**Work to complete**
Give every entry again, word for word and in full.

**Source material**
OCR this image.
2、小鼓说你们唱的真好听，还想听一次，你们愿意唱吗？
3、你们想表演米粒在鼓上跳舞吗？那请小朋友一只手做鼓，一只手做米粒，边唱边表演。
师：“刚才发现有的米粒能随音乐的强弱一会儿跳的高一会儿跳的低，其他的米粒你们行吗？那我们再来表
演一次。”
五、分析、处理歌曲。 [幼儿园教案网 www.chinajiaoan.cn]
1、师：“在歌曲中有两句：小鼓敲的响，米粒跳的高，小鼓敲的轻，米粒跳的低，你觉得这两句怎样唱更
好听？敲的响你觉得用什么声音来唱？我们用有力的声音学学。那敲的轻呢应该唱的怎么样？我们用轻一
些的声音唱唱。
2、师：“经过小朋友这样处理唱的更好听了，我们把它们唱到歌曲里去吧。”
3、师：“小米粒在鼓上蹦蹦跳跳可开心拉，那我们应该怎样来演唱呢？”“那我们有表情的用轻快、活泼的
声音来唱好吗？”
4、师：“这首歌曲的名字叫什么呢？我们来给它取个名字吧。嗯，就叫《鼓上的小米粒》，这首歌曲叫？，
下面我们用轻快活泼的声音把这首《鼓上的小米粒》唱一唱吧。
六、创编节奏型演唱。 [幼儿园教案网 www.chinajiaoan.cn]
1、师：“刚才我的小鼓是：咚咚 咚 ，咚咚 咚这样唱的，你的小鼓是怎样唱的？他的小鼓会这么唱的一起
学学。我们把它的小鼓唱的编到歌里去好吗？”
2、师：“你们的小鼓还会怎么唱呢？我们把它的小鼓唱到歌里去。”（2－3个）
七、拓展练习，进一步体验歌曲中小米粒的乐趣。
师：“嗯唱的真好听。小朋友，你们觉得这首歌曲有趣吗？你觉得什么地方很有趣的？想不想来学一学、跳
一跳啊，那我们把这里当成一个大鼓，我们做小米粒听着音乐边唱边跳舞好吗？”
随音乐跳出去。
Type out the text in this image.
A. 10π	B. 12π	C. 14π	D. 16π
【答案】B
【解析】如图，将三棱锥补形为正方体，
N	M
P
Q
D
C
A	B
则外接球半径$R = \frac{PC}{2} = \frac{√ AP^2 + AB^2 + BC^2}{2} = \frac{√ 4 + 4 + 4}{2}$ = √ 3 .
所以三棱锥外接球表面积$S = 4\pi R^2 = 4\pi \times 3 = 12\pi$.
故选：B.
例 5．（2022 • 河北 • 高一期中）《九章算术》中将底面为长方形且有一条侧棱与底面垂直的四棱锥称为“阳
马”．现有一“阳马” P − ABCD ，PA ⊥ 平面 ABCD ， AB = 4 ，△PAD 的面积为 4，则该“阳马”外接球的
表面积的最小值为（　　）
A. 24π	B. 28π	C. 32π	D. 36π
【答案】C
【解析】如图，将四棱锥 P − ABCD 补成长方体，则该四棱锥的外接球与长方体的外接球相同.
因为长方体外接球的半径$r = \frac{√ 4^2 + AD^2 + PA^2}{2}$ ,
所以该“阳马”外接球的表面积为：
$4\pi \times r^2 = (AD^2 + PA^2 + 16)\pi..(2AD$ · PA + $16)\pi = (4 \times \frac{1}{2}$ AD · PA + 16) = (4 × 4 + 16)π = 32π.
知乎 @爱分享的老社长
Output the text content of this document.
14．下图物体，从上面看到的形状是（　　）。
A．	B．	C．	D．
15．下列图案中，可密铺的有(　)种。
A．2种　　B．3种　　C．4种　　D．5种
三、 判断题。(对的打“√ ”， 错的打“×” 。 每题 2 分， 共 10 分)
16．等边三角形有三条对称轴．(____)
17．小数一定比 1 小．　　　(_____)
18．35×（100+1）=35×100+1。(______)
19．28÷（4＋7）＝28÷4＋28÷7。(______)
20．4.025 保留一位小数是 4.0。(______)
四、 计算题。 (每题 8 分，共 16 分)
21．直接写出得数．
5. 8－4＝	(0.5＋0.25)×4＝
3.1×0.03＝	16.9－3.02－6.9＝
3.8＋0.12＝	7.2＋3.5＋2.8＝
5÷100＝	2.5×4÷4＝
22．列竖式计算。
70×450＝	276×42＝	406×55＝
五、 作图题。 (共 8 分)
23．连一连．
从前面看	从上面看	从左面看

**Response to this task**
OCR this image.
2、小鼓说你们唱的真好听，还想听一次，你们愿意唱吗？
3、你们想表演米粒在鼓上跳舞吗？那请小朋友一只手做鼓，一只手做米粒，边唱边表演。
师：“刚才发现有的米粒能随音乐的强弱一会儿跳的高一会儿跳的低，其他的米粒你们行吗？那我们再来表
演一次。”
五、分析、处理歌曲。 [幼儿园教案网 www.chinajiaoan.cn]
1、师：“在歌曲中有两句：小鼓敲的响，米粒跳的高，小鼓敲的轻，米粒跳的低，你觉得这两句怎样唱更
好听？敲的响你觉得用什么声音来唱？我们用有力的声音学学。那敲的轻呢应该唱的怎么样？我们用轻一
些的声音唱唱。
2、师：“经过小朋友这样处理唱的更好听了，我们把它们唱到歌曲里去吧。”
3、师：“小米粒在鼓上蹦蹦跳跳可开心拉，那我们应该怎样来演唱呢？”“那我们有表情的用轻快、活泼的
声音来唱好吗？”
4、师：“这首歌曲的名字叫什么呢？我们来给它取个名字吧。嗯，就叫《鼓上的小米粒》，这首歌曲叫？，
下面我们用轻快活泼的声音把这首《鼓上的小米粒》唱一唱吧。
六、创编节奏型演唱。 [幼儿园教案网 www.chinajiaoan.cn]
1、师：“刚才我的小鼓是：咚咚 咚 ，咚咚 咚这样唱的，你的小鼓是怎样唱的？他的小鼓会这么唱的一起
学学。我们把它的小鼓唱的编到歌里去好吗？”
2、师：“你们的小鼓还会怎么唱呢？我们把它的小鼓唱到歌里去。”（2－3个）
七、拓展练习，进一步体验歌曲中小米粒的乐趣。
师：“嗯唱的真好听。小朋友，你们觉得这首歌曲有趣吗？你觉得什么地方很有趣的？想不想来学一学、跳
一跳啊，那我们把这里当成一个大鼓，我们做小米粒听着音乐边唱边跳舞好吗？”
随音乐跳出去。
Type out the text in this image.
A. 10π	B. 12π	C. 14π	D. 16π
【答案】B
【解析】如图，将三棱锥补形为正方体，
N	M
P
Q
D
C
A	B
则外接球半径$R = \frac{PC}{2} = \frac{√ AP^2 + AB^2 + BC^2}{2} = \frac{√ 4 + 4 + 4}{2}$ = √ 3 .
所以三棱锥外接球表面积$S = 4\pi R^2 = 4\pi \times 3 = 12\pi$.
故选：B.
例 5．（2022 • 河北 • 高一期中）《九章算术》中将底面为长方形且有一条侧棱与底面垂直的四棱锥称为“阳
马”．现有一“阳马” P − ABCD ，PA ⊥ 平面 ABCD ， AB = 4 ，△PAD 的面积为 4，则该“阳马”外接球的
表面积的最小值为（　　）
A. 24π	B. 28π	C. 32π	D. 36π
【答案】C
【解析】如图，将四棱锥 P − ABCD 补成长方体，则该四棱锥的外接球与长方体的外接球相同.
因为长方体外接球的半径$r = \frac{√ 4^2 + AD^2 + PA^2}{2}$ ,
所以该“阳马”外接球的表面积为：
$4\pi \times r^2 = (AD^2 + PA^2 + 16)\pi..(2AD$ · PA + $16)\pi = (4 \times \frac{1}{2}$ AD · PA + 16) = (4 × 4 + 16)π = 32π.
知乎 @爱分享的老社长
Output the text content of this document.
14．下图物体，从上面看到的形状是（　　）。
A．	B．	C．	D．
15．下列图案中，可密铺的有(　)种。
A．2种　　B．3种　　C．4种　　D．5种
三、 判断题。(对的打“√ ”， 错的打“×” 。 每题 2 分， 共 10 分)
16．等边三角形有三条对称轴．(____)
17．小数一定比 1 小．　　　(_____)
18．35×（100+1）=35×100+1。(______)
19．28÷（4＋7）＝28÷4＋28÷7。(______)
20．4.025 保留一位小数是 4.0。(______)
四、 计算题。 (每题 8 分，共 16 分)
21．直接写出得数．
5. 8－4＝	(0.5＋0.25)×4＝
3.1×0.03＝	16.9－3.02－6.9＝
3.8＋0.12＝	7.2＋3.5＋2.8＝
5÷100＝	2.5×4÷4＝
22．列竖式计算。
70×450＝	276×42＝	406×55＝
五、 作图题。 (共 8 分)
23．连一连．
从前面看	从上面看	从左面看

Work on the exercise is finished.